**Objective**
Select the lines of the records containing the word "clues" and list them.

**Records**
--------------------
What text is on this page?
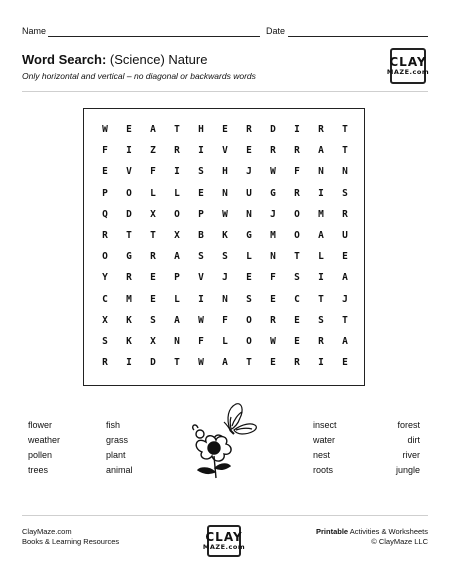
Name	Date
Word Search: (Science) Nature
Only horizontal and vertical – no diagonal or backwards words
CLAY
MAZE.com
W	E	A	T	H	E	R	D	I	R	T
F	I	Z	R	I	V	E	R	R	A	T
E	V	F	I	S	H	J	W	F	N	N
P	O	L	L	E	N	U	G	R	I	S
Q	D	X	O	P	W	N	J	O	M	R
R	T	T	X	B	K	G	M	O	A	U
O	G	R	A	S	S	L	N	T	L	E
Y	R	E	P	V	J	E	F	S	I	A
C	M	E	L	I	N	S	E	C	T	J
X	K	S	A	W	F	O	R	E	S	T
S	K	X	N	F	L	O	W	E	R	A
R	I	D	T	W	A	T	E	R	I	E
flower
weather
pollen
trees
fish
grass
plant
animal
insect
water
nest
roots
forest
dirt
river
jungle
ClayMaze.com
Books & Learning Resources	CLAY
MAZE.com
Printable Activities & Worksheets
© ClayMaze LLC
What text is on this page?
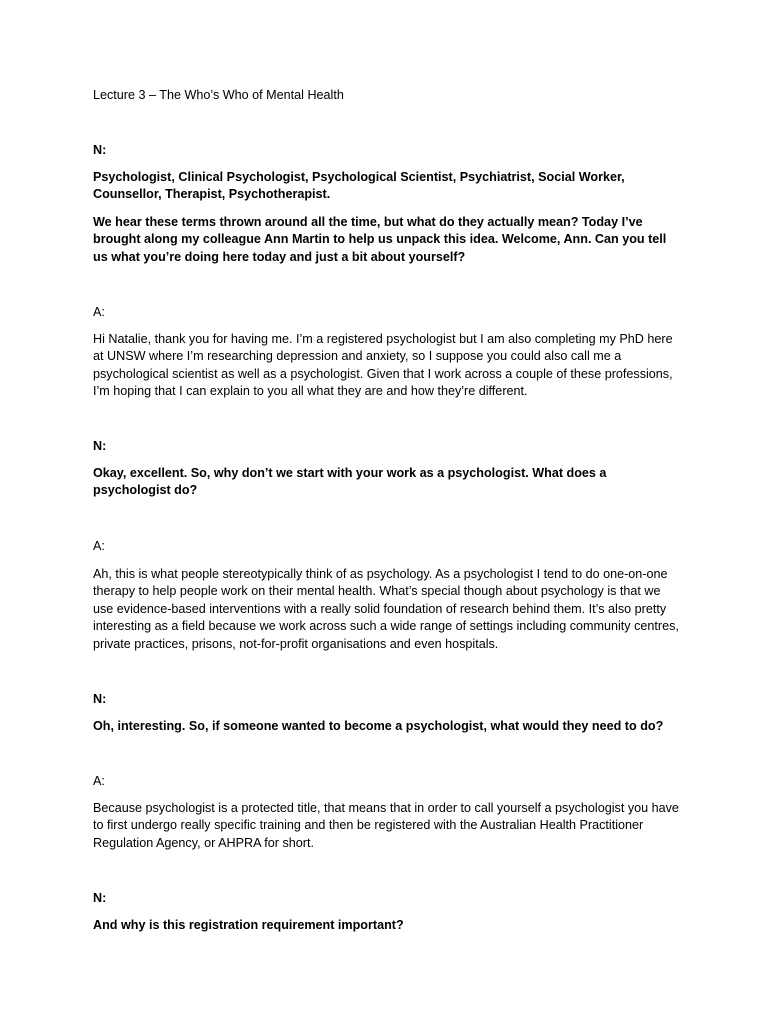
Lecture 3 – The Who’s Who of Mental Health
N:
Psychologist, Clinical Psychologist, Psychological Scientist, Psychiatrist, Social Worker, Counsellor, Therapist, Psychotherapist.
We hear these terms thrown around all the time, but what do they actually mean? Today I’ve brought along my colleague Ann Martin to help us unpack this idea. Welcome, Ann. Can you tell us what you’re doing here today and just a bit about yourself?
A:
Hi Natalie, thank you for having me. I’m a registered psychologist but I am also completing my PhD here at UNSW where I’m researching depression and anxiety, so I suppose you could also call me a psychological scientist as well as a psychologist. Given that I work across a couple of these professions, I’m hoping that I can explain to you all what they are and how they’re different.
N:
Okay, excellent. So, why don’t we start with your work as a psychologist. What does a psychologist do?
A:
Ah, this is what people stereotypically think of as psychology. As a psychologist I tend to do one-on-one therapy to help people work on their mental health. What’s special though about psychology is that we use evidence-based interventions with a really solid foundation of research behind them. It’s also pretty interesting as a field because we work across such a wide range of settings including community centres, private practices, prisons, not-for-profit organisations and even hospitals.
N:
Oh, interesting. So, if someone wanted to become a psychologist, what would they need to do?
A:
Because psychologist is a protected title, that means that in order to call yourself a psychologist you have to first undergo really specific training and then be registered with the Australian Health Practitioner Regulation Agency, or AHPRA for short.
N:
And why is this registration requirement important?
--------------------
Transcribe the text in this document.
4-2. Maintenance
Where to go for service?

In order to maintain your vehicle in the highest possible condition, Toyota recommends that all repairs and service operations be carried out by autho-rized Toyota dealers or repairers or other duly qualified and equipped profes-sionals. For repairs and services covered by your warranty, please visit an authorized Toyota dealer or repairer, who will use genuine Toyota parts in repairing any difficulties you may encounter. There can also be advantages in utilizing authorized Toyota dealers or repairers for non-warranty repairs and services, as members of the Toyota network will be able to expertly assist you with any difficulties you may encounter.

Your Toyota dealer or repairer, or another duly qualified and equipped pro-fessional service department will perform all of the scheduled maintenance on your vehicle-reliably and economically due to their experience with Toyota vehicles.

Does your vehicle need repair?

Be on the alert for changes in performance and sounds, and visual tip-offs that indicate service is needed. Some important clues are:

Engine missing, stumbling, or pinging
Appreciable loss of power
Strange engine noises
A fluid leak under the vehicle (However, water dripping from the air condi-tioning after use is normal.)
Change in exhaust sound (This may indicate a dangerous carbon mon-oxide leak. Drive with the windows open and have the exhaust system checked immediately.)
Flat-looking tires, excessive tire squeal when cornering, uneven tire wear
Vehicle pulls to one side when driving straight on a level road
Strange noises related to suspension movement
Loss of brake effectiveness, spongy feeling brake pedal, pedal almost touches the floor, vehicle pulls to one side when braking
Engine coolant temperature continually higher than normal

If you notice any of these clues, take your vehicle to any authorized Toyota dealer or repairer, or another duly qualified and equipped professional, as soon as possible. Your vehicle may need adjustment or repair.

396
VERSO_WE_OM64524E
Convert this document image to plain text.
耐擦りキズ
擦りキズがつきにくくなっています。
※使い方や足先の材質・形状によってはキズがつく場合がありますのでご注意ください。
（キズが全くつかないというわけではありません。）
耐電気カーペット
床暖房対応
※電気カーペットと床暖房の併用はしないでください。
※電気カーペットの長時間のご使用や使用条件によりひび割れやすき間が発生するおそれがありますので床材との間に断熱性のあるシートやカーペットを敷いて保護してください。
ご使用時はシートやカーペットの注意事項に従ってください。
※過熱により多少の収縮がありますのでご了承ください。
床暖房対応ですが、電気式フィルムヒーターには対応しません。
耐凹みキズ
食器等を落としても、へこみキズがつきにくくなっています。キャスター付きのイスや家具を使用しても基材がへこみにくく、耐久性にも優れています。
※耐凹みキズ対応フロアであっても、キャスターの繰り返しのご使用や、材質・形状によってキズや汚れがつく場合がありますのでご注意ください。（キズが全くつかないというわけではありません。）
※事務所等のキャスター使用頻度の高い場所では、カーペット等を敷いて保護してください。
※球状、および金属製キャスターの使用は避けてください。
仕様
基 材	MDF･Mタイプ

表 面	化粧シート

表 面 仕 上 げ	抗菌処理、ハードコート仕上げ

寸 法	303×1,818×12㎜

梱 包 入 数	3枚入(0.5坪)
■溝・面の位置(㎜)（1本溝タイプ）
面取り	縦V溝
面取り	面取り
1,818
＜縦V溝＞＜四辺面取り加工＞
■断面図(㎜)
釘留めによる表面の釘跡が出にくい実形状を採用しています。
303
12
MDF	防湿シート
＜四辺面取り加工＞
--------------------
**Finished answer**
Be on the alert for changes in performance and sounds, and visual tip-offs that indicate service is needed. Some important clues are:
If you notice any of these clues, take your vehicle to any authorized Toyota dealer or repairer, or another duly qualified and equipped professional, as soon as possible. Your vehicle may need adjustment or repair.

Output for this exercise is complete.